-- Aim --
Print the listing that follows, character for character.

-- Supplied material --
* Start *
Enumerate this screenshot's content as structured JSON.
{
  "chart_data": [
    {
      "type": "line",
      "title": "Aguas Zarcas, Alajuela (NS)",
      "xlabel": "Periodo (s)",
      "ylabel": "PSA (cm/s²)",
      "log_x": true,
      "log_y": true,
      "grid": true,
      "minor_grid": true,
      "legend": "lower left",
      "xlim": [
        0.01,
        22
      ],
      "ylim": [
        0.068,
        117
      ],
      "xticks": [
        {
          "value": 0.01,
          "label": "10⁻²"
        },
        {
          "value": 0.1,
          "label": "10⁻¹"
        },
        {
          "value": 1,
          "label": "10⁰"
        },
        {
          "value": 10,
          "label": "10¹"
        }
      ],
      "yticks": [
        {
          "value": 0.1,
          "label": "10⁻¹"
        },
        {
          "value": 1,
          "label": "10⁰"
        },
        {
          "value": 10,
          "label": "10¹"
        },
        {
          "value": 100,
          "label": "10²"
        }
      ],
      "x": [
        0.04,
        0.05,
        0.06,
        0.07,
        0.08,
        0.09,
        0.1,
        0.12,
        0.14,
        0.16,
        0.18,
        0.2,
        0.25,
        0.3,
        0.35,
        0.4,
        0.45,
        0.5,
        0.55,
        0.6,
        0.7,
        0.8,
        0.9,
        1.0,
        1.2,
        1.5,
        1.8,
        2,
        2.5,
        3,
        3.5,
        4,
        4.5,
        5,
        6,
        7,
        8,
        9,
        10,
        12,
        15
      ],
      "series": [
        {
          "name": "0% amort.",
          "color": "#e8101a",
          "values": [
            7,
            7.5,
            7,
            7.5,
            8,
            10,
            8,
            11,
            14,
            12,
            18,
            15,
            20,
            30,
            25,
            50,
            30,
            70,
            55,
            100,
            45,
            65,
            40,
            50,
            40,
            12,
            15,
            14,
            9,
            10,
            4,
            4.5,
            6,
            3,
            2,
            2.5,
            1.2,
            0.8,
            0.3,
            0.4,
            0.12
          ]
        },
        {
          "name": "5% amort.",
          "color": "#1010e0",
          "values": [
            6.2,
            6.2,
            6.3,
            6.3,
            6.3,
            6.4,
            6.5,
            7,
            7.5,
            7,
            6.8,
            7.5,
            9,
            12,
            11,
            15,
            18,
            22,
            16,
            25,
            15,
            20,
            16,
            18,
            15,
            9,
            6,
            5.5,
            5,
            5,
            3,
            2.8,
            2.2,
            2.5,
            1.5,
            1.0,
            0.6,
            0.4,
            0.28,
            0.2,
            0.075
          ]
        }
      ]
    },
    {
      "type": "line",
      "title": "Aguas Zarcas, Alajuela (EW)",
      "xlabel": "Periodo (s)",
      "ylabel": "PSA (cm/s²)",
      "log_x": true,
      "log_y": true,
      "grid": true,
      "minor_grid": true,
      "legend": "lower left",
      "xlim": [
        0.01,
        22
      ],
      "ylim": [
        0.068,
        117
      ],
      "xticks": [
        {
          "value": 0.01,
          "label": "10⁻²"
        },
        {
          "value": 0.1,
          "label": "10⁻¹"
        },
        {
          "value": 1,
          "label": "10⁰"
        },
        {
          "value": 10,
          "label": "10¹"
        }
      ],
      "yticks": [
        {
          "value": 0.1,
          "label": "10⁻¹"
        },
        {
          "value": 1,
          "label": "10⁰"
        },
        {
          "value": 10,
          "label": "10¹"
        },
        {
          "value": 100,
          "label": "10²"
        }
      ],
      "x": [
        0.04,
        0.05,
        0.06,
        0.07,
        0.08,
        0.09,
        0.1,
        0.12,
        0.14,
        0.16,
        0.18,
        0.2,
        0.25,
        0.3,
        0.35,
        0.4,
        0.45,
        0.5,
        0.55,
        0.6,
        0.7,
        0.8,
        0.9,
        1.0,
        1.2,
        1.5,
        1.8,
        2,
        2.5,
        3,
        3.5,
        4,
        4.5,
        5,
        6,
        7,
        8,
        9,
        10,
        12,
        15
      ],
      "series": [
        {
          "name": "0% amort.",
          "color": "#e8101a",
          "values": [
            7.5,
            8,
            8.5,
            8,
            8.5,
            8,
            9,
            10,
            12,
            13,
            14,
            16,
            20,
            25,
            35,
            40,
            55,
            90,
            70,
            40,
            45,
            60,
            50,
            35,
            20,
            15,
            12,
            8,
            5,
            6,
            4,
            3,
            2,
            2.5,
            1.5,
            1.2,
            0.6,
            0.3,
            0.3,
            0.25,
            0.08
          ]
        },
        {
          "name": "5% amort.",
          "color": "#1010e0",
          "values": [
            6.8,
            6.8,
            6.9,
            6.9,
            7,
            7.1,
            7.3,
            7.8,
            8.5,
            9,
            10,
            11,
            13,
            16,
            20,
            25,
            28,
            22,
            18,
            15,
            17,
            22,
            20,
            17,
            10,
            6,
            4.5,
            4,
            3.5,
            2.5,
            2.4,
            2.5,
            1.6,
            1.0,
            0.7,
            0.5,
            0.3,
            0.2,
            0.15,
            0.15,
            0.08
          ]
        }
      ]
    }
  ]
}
* End *
-- The reply --
Enumerate this screenshot's content as structured JSON.
{
  "chart_data": [
    {
      "type": "line",
      "title": "Aguas Zarcas, Alajuela (NS)",
      "xlabel": "Periodo (s)",
      "ylabel": "PSA (cm/s²)",
      "log_x": true,
      "log_y": true,
      "grid": true,
      "minor_grid": true,
      "legend": "lower left",
      "xlim": [
        0.01,
        22
      ],
      "ylim": [
        0.068,
        117
      ],
      "xticks": [
        {
          "value": 0.01,
          "label": "10⁻²"
        },
        {
          "value": 0.1,
          "label": "10⁻¹"
        },
        {
          "value": 1,
          "label": "10⁰"
        },
        {
          "value": 10,
          "label": "10¹"
        }
      ],
      "yticks": [
        {
          "value": 0.1,
          "label": "10⁻¹"
        },
        {
          "value": 1,
          "label": "10⁰"
        },
        {
          "value": 10,
          "label": "10¹"
        },
        {
          "value": 100,
          "label": "10²"
        }
      ],
      "x": [
        0.04,
        0.05,
        0.06,
        0.07,
        0.08,
        0.09,
        0.1,
        0.12,
        0.14,
        0.16,
        0.18,
        0.2,
        0.25,
        0.3,
        0.35,
        0.4,
        0.45,
        0.5,
        0.55,
        0.6,
        0.7,
        0.8,
        0.9,
        1.0,
        1.2,
        1.5,
        1.8,
        2,
        2.5,
        3,
        3.5,
        4,
        4.5,
        5,
        6,
        7,
        8,
        9,
        10,
        12,
        15
      ],
      "series": [
        {
          "name": "0% amort.",
          "color": "#e8101a",
          "values": [
            7,
            7.5,
            7,
            7.5,
            8,
            10,
            8,
            11,
            14,
            12,
            18,
            15,
            20,
            30,
            25,
            50,
            30,
            70,
            55,
            100,
            45,
            65,
            40,
            50,
            40,
            12,
            15,
            14,
            9,
            10,
            4,
            4.5,
            6,
            3,
            2,
            2.5,
            1.2,
            0.8,
            0.3,
            0.4,
            0.12
          ]
        },
        {
          "name": "5% amort.",
          "color": "#1010e0",
          "values": [
            6.2,
            6.2,
            6.3,
            6.3,
            6.3,
            6.4,
            6.5,
            7,
            7.5,
            7,
            6.8,
            7.5,
            9,
            12,
            11,
            15,
            18,
            22,
            16,
            25,
            15,
            20,
            16,
            18,
            15,
            9,
            6,
            5.5,
            5,
            5,
            3,
            2.8,
            2.2,
            2.5,
            1.5,
            1.0,
            0.6,
            0.4,
            0.28,
            0.2,
            0.075
          ]
        }
      ]
    },
    {
      "type": "line",
      "title": "Aguas Zarcas, Alajuela (EW)",
      "xlabel": "Periodo (s)",
      "ylabel": "PSA (cm/s²)",
      "log_x": true,
      "log_y": true,
      "grid": true,
      "minor_grid": true,
      "legend": "lower left",
      "xlim": [
        0.01,
        22
      ],
      "ylim": [
        0.068,
        117
      ],
      "xticks": [
        {
          "value": 0.01,
          "label": "10⁻²"
        },
        {
          "value": 0.1,
          "label": "10⁻¹"
        },
        {
          "value": 1,
          "label": "10⁰"
        },
        {
          "value": 10,
          "label": "10¹"
        }
      ],
      "yticks": [
        {
          "value": 0.1,
          "label": "10⁻¹"
        },
        {
          "value": 1,
          "label": "10⁰"
        },
        {
          "value": 10,
          "label": "10¹"
        },
        {
          "value": 100,
          "label": "10²"
        }
      ],
      "x": [
        0.04,
        0.05,
        0.06,
        0.07,
        0.08,
        0.09,
        0.1,
        0.12,
        0.14,
        0.16,
        0.18,
        0.2,
        0.25,
        0.3,
        0.35,
        0.4,
        0.45,
        0.5,
        0.55,
        0.6,
        0.7,
        0.8,
        0.9,
        1.0,
        1.2,
        1.5,
        1.8,
        2,
        2.5,
        3,
        3.5,
        4,
        4.5,
        5,
        6,
        7,
        8,
        9,
        10,
        12,
        15
      ],
      "series": [
        {
          "name": "0% amort.",
          "color": "#e8101a",
          "values": [
            7.5,
            8,
            8.5,
            8,
            8.5,
            8,
            9,
            10,
            12,
            13,
            14,
            16,
            20,
            25,
            35,
            40,
            55,
            90,
            70,
            40,
            45,
            60,
            50,
            35,
            20,
            15,
            12,
            8,
            5,
            6,
            4,
            3,
            2,
            2.5,
            1.5,
            1.2,
            0.6,
            0.3,
            0.3,
            0.25,
            0.08
          ]
        },
        {
          "name": "5% amort.",
          "color": "#1010e0",
          "values": [
            6.8,
            6.8,
            6.9,
            6.9,
            7,
            7.1,
            7.3,
            7.8,
            8.5,
            9,
            10,
            11,
            13,
            16,
            20,
            25,
            28,
            22,
            18,
            15,
            17,
            22,
            20,
            17,
            10,
            6,
            4.5,
            4,
            3.5,
            2.5,
            2.4,
            2.5,
            1.6,
            1.0,
            0.7,
            0.5,
            0.3,
            0.2,
            0.15,
            0.15,
            0.08
          ]
        }
      ]
    }
  ]
}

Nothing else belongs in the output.